Set every entry down again exactly, excluding any pictures.

======== WORKING DATA

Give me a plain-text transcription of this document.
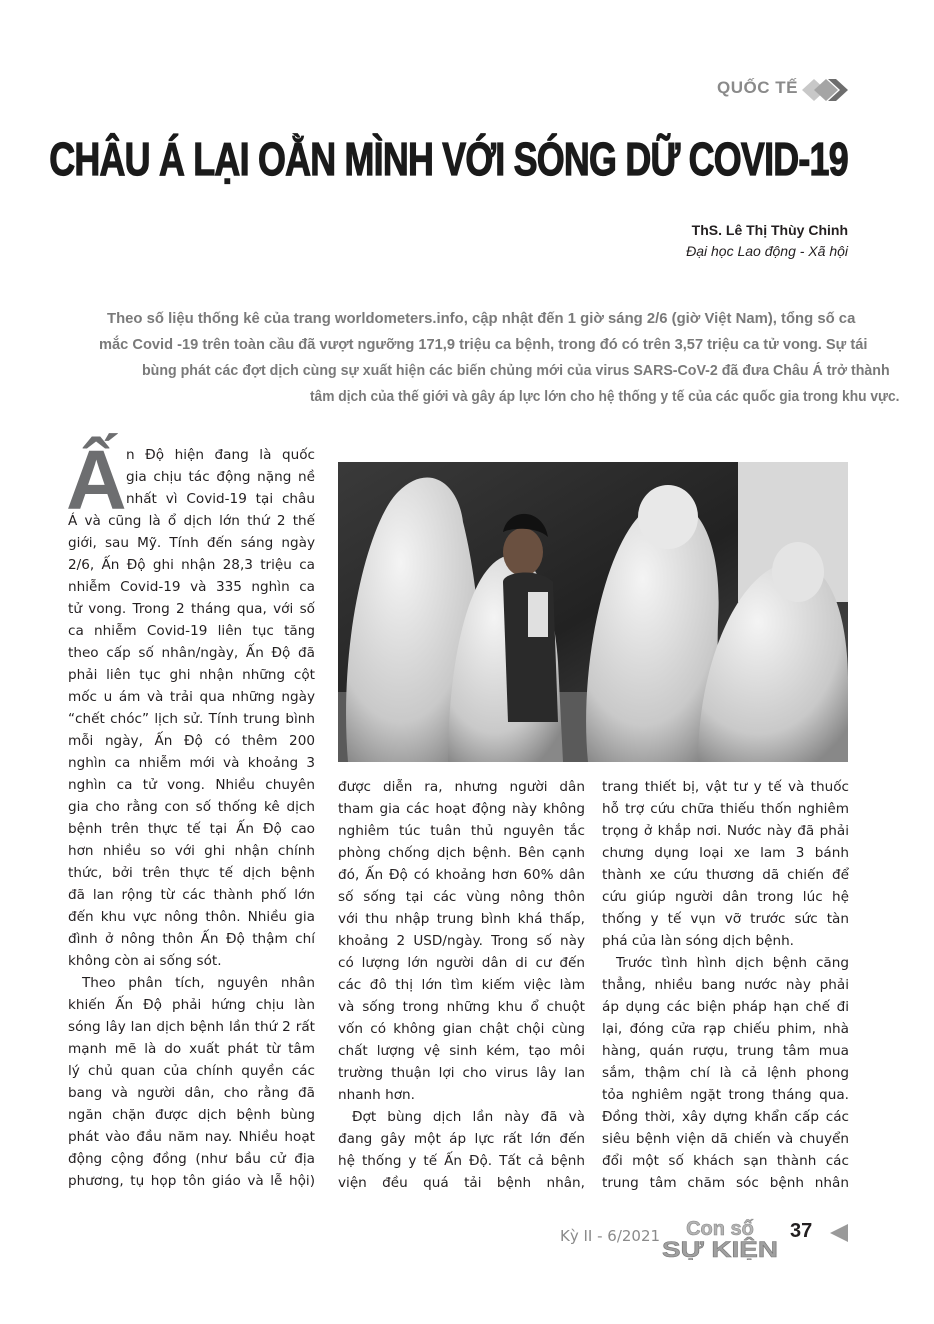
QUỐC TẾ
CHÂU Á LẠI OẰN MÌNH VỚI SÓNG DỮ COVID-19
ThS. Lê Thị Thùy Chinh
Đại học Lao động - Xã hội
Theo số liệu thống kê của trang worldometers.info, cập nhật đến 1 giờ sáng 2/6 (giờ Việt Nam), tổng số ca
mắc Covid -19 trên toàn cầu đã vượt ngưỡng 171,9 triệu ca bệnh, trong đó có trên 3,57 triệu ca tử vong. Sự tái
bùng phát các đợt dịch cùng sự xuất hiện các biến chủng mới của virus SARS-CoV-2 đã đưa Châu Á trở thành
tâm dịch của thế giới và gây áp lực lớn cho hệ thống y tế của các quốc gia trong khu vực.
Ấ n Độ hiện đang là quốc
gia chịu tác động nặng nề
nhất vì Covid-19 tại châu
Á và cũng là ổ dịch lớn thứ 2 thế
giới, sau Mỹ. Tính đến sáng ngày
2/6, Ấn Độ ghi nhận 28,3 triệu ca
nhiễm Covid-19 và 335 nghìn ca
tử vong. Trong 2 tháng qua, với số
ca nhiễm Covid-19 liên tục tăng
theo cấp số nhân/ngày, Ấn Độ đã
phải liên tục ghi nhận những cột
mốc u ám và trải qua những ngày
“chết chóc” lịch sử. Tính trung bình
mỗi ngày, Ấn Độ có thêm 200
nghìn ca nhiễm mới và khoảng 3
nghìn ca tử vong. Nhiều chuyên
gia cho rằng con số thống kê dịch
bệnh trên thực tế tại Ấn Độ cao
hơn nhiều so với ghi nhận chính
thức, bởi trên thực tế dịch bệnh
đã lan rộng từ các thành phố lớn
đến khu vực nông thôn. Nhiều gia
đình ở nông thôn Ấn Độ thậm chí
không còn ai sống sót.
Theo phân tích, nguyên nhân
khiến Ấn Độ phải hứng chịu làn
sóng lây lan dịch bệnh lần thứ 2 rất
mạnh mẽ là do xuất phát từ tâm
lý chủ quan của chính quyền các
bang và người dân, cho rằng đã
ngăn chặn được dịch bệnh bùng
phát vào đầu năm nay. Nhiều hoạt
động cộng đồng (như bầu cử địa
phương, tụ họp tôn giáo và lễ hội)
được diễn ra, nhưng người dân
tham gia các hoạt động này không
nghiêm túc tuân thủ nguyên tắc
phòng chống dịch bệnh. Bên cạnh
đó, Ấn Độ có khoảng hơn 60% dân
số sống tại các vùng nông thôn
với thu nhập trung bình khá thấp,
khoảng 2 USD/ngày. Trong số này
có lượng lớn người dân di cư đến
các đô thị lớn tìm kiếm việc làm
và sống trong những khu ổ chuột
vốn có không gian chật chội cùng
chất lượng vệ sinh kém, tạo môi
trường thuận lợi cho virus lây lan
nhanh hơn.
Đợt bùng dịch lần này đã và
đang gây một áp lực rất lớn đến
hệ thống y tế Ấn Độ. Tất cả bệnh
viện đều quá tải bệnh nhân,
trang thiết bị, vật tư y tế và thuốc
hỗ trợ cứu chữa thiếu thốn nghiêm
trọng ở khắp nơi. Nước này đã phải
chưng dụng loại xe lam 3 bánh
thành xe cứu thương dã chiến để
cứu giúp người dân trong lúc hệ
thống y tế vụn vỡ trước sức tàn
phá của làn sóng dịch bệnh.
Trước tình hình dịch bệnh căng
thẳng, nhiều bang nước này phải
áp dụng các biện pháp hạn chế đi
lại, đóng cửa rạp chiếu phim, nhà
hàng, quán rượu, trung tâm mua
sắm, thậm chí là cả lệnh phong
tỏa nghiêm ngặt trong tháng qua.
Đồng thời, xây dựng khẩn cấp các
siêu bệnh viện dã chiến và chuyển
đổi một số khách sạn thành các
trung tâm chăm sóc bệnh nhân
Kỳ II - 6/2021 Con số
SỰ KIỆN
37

================

**RESPONSE BOX**
Give me a plain-text transcription of this document.
QUỐC TẾ
CHÂU Á LẠI OẰN MÌNH VỚI SÓNG DỮ COVID-19
ThS. Lê Thị Thùy Chinh
Đại học Lao động - Xã hội
Theo số liệu thống kê của trang worldometers.info, cập nhật đến 1 giờ sáng 2/6 (giờ Việt Nam), tổng số ca
mắc Covid -19 trên toàn cầu đã vượt ngưỡng 171,9 triệu ca bệnh, trong đó có trên 3,57 triệu ca tử vong. Sự tái
bùng phát các đợt dịch cùng sự xuất hiện các biến chủng mới của virus SARS-CoV-2 đã đưa Châu Á trở thành
tâm dịch của thế giới và gây áp lực lớn cho hệ thống y tế của các quốc gia trong khu vực.
Ấ n Độ hiện đang là quốc
gia chịu tác động nặng nề
nhất vì Covid-19 tại châu
Á và cũng là ổ dịch lớn thứ 2 thế
giới, sau Mỹ. Tính đến sáng ngày
2/6, Ấn Độ ghi nhận 28,3 triệu ca
nhiễm Covid-19 và 335 nghìn ca
tử vong. Trong 2 tháng qua, với số
ca nhiễm Covid-19 liên tục tăng
theo cấp số nhân/ngày, Ấn Độ đã
phải liên tục ghi nhận những cột
mốc u ám và trải qua những ngày
“chết chóc” lịch sử. Tính trung bình
mỗi ngày, Ấn Độ có thêm 200
nghìn ca nhiễm mới và khoảng 3
nghìn ca tử vong. Nhiều chuyên
gia cho rằng con số thống kê dịch
bệnh trên thực tế tại Ấn Độ cao
hơn nhiều so với ghi nhận chính
thức, bởi trên thực tế dịch bệnh
đã lan rộng từ các thành phố lớn
đến khu vực nông thôn. Nhiều gia
đình ở nông thôn Ấn Độ thậm chí
không còn ai sống sót.
Theo phân tích, nguyên nhân
khiến Ấn Độ phải hứng chịu làn
sóng lây lan dịch bệnh lần thứ 2 rất
mạnh mẽ là do xuất phát từ tâm
lý chủ quan của chính quyền các
bang và người dân, cho rằng đã
ngăn chặn được dịch bệnh bùng
phát vào đầu năm nay. Nhiều hoạt
động cộng đồng (như bầu cử địa
phương, tụ họp tôn giáo và lễ hội)
được diễn ra, nhưng người dân
tham gia các hoạt động này không
nghiêm túc tuân thủ nguyên tắc
phòng chống dịch bệnh. Bên cạnh
đó, Ấn Độ có khoảng hơn 60% dân
số sống tại các vùng nông thôn
với thu nhập trung bình khá thấp,
khoảng 2 USD/ngày. Trong số này
có lượng lớn người dân di cư đến
các đô thị lớn tìm kiếm việc làm
và sống trong những khu ổ chuột
vốn có không gian chật chội cùng
chất lượng vệ sinh kém, tạo môi
trường thuận lợi cho virus lây lan
nhanh hơn.
Đợt bùng dịch lần này đã và
đang gây một áp lực rất lớn đến
hệ thống y tế Ấn Độ. Tất cả bệnh
viện đều quá tải bệnh nhân,
trang thiết bị, vật tư y tế và thuốc
hỗ trợ cứu chữa thiếu thốn nghiêm
trọng ở khắp nơi. Nước này đã phải
chưng dụng loại xe lam 3 bánh
thành xe cứu thương dã chiến để
cứu giúp người dân trong lúc hệ
thống y tế vụn vỡ trước sức tàn
phá của làn sóng dịch bệnh.
Trước tình hình dịch bệnh căng
thẳng, nhiều bang nước này phải
áp dụng các biện pháp hạn chế đi
lại, đóng cửa rạp chiếu phim, nhà
hàng, quán rượu, trung tâm mua
sắm, thậm chí là cả lệnh phong
tỏa nghiêm ngặt trong tháng qua.
Đồng thời, xây dựng khẩn cấp các
siêu bệnh viện dã chiến và chuyển
đổi một số khách sạn thành các
trung tâm chăm sóc bệnh nhân
Kỳ II - 6/2021 Con số
SỰ KIỆN
37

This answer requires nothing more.